= WRITTEN PROBLEM =
A partial copy is required: transcribe exactly the lines from the one containing "What data populates" through the last line below, without any pictures.

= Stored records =
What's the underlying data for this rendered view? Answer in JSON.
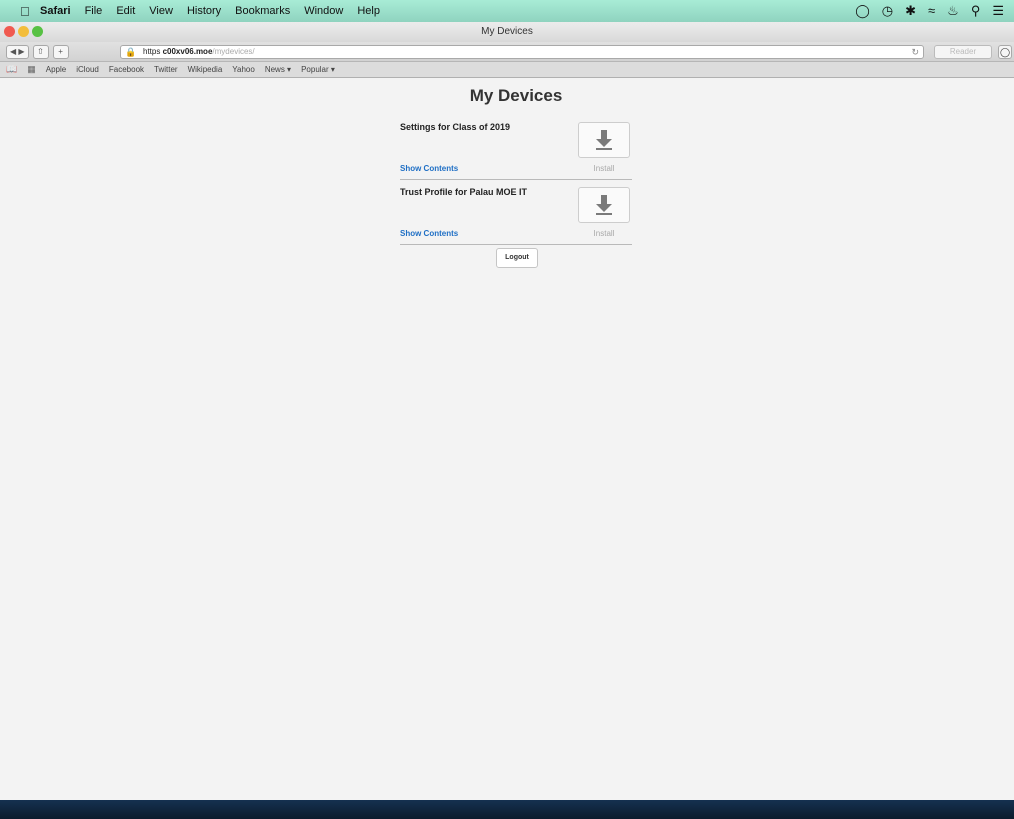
{
  "menubar": {
    "app": "Safari",
    "items": [
      "File",
      "Edit",
      "View",
      "History",
      "Bookmarks",
      "Window",
      "Help"
    ]
  },
  "window": {
    "title": "My Devices"
  },
  "toolbar": {
    "url_scheme": "https",
    "url_host": "c00xv06.moe",
    "url_path": "/mydevices/",
    "reader_label": "Reader"
  },
  "bookmarks": [
    "Apple",
    "iCloud",
    "Facebook",
    "Twitter",
    "Wikipedia",
    "Yahoo",
    "News ▾",
    "Popular ▾"
  ],
  "page": {
    "title": "My Devices",
    "profiles": [
      {
        "name": "Settings for Class of 2019",
        "show_label": "Show Contents",
        "install_label": "Install"
      },
      {
        "name": "Trust Profile for Palau MOE IT",
        "show_label": "Show Contents",
        "install_label": "Install"
      }
    ],
    "logout_label": "Logout"
  },
  "colors": {
    "link": "#1f6fc5",
    "menubar": "#9fd9c8"
  }
}
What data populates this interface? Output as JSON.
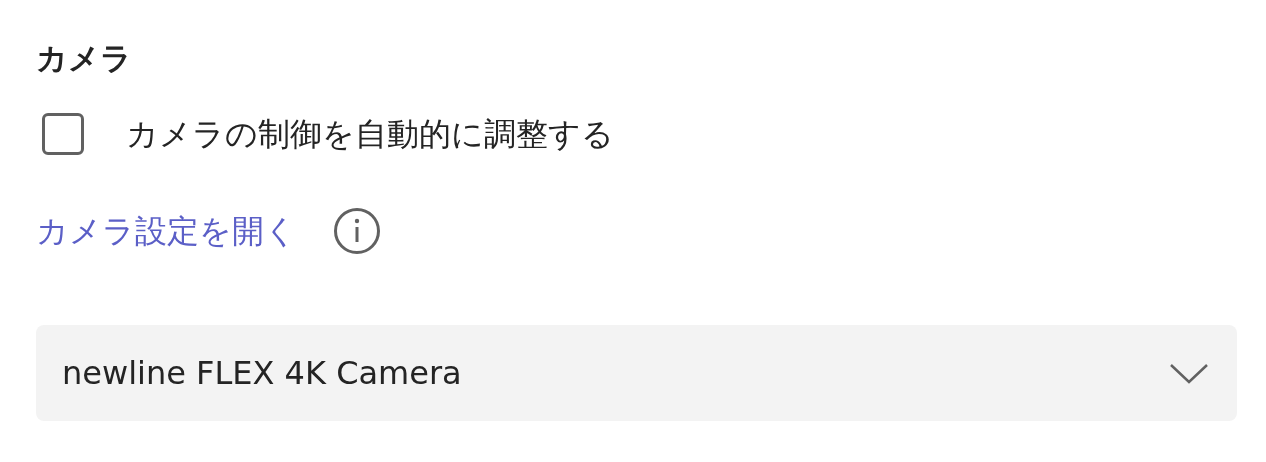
{
  "section_title": "カメラ",
  "checkbox": {
    "label": "カメラの制御を自動的に調整する",
    "checked": false
  },
  "link": {
    "label": "カメラ設定を開く"
  },
  "dropdown": {
    "value": "newline FLEX 4K Camera"
  }
}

= FINAL RESULT =
What data populates this interface? Output as JSON.
{
  "section_title": "カメラ",
  "checkbox": {
    "label": "カメラの制御を自動的に調整する",
    "checked": false
  },
  "link": {
    "label": "カメラ設定を開く"
  },
  "dropdown": {
    "value": "newline FLEX 4K Camera"
  }
}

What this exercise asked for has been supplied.